# [Requirement]
Every line in the records below that holds "SARS" must be identified and copied.

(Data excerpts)
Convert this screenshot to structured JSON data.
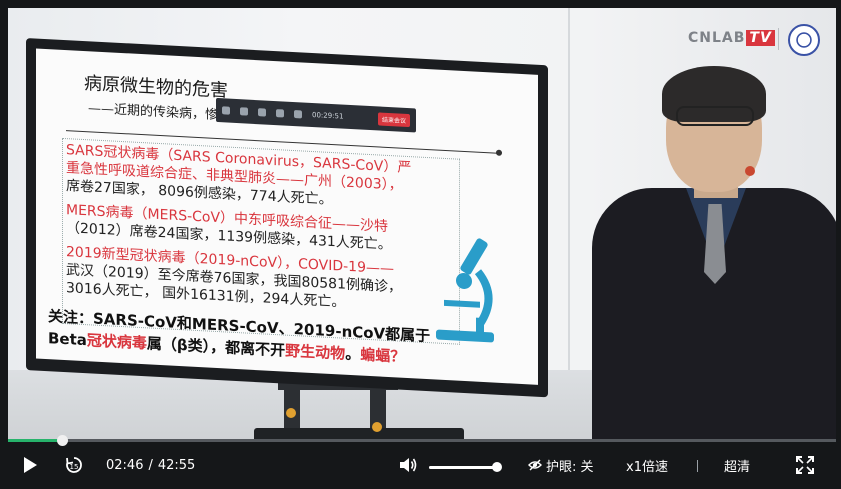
{
  "player": {
    "current_time": "02:46",
    "duration": "42:55",
    "time_separator": "/",
    "progress": 0.0647,
    "volume": 0.95,
    "eye_protect_label": "护眼: 关",
    "speed_label": "x1倍速",
    "quality_label": "超清",
    "fill_color": "#27b36b"
  },
  "watermark": {
    "brand": "CNLAB",
    "brand_tv": "TV"
  },
  "slide": {
    "title": "病原微生物的危害",
    "subtitle": "——近期的传染病，惨痛的教训，逼迫我们思考",
    "meeting_time": "00:29:51",
    "meeting_end": "结束会议",
    "lines": [
      {
        "text": "SARS冠状病毒（SARS Coronavirus，SARS-CoV）严",
        "color": "red"
      },
      {
        "text": "重急性呼吸道综合症、非典型肺炎——广州（2003），",
        "color": "red"
      },
      {
        "text": "席卷27国家， 8096例感染，774人死亡。",
        "color": "dark"
      },
      {
        "text": "MERS病毒（MERS-CoV）中东呼吸综合征——沙特",
        "color": "red"
      },
      {
        "text": "（2012）席卷24国家，1139例感染，431人死亡。",
        "color": "dark"
      },
      {
        "text": "2019新型冠状病毒（2019-nCoV），COVID-19——",
        "color": "red"
      },
      {
        "text": "武汉（2019）至今席卷76国家，我国80581例确诊，",
        "color": "dark"
      },
      {
        "text": "3016人死亡， 国外16131例，294人死亡。",
        "color": "dark"
      }
    ],
    "note_line1_a": "关注：SARS-CoV和MERS-CoV、2019-nCoV都属于",
    "note_line2_a": "Beta",
    "note_line2_b": "冠状病毒",
    "note_line2_c": "属（β类），都离不开",
    "note_line2_d": "野生动物",
    "note_line2_e": "。",
    "note_line2_f": "蝙蝠？"
  },
  "icons": {
    "play": "play-icon",
    "replay": "replay-15-icon",
    "volume": "volume-icon",
    "eye": "eye-off-icon",
    "fullscreen": "fullscreen-icon"
  }
}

# [Response]
        "text": "SARS冠状病毒（SARS Coronavirus，SARS-CoV）严",
    "note_line1_a": "关注：SARS-CoV和MERS-CoV、2019-nCoV都属于",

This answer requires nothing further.